• [What you have to do] Copy the entries from the first one through the line with "x-axis-label: t [ps]: [1271, 1250, 1356, 1284]", swapping "axis-ticks" for "tick-marks" wherever it occurs and leaving everything else unchanged.

───── Extracted records

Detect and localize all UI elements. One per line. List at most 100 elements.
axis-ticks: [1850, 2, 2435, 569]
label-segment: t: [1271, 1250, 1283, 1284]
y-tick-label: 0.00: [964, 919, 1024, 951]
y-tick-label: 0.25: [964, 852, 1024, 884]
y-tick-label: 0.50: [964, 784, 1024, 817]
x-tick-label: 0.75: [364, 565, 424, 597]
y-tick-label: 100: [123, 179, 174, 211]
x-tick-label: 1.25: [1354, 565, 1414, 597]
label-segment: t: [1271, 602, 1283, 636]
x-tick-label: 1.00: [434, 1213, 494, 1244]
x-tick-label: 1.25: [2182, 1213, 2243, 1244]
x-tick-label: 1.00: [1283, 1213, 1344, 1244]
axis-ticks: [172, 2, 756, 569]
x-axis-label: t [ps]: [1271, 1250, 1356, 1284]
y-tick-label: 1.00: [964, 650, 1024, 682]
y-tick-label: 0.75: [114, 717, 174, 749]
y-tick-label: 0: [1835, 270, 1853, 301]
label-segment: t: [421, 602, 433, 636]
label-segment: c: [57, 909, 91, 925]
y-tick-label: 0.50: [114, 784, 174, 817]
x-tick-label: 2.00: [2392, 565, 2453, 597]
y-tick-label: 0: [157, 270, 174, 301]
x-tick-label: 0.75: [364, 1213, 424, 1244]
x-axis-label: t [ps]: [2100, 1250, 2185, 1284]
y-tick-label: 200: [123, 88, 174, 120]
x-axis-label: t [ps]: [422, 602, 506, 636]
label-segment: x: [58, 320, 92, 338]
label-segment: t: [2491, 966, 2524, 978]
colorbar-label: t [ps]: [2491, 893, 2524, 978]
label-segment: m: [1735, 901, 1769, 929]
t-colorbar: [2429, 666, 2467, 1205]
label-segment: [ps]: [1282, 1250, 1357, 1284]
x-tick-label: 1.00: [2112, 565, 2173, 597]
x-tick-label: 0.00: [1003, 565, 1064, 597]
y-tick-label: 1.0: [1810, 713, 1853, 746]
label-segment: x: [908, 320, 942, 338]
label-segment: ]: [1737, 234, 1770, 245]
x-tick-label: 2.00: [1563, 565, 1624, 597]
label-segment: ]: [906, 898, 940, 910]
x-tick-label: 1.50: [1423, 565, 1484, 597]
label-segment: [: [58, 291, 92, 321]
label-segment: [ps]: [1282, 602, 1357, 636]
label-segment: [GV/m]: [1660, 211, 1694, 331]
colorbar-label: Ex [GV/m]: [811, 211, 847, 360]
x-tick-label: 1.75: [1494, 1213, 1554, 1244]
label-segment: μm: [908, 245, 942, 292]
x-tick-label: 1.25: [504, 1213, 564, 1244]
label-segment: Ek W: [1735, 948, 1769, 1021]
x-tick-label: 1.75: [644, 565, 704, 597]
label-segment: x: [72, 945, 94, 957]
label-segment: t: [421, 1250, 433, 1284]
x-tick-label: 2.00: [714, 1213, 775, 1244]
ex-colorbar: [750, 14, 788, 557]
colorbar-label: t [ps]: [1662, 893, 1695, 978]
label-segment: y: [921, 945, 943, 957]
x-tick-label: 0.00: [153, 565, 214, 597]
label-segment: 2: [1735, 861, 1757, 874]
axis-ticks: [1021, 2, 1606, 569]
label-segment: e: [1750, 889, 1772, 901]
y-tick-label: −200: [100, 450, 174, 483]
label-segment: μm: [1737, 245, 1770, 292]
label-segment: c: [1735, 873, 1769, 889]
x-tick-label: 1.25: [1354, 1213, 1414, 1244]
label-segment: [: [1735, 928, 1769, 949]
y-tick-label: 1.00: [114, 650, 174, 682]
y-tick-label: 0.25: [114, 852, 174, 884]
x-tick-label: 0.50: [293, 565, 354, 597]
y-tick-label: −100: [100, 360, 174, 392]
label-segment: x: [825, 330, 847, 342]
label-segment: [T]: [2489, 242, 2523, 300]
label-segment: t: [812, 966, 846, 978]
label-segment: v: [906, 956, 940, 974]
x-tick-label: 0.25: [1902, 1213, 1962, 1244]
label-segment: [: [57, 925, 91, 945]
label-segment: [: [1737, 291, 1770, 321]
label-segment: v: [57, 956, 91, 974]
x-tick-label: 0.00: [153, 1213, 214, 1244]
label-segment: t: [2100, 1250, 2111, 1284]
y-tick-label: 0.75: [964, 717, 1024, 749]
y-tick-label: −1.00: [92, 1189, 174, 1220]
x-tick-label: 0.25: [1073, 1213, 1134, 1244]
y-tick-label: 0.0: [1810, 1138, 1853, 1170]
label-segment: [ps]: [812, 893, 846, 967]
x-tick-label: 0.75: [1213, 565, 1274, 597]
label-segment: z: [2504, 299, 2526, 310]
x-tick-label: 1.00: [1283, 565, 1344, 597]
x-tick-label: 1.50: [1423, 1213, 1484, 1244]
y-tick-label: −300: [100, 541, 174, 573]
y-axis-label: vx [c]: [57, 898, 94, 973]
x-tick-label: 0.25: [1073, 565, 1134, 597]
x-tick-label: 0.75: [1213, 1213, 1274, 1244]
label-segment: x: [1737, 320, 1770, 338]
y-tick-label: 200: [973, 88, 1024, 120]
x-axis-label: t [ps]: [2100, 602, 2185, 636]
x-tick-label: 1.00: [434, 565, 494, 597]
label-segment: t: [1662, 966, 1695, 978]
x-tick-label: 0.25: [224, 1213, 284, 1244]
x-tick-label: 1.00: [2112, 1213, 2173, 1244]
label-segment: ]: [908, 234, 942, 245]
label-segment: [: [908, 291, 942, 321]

──────────

• [Task output]
Detect and localize all UI elements. One per line. List at most 100 elements.
tick-marks: [1850, 2, 2435, 569]
label-segment: t: [1271, 1250, 1283, 1284]
y-tick-label: 0.00: [964, 919, 1024, 951]
y-tick-label: 0.25: [964, 852, 1024, 884]
y-tick-label: 0.50: [964, 784, 1024, 817]
x-tick-label: 0.75: [364, 565, 424, 597]
y-tick-label: 100: [123, 179, 174, 211]
x-tick-label: 1.25: [1354, 565, 1414, 597]
label-segment: t: [1271, 602, 1283, 636]
x-tick-label: 1.00: [434, 1213, 494, 1244]
x-tick-label: 1.25: [2182, 1213, 2243, 1244]
x-tick-label: 1.00: [1283, 1213, 1344, 1244]
tick-marks: [172, 2, 756, 569]
x-axis-label: t [ps]: [1271, 1250, 1356, 1284]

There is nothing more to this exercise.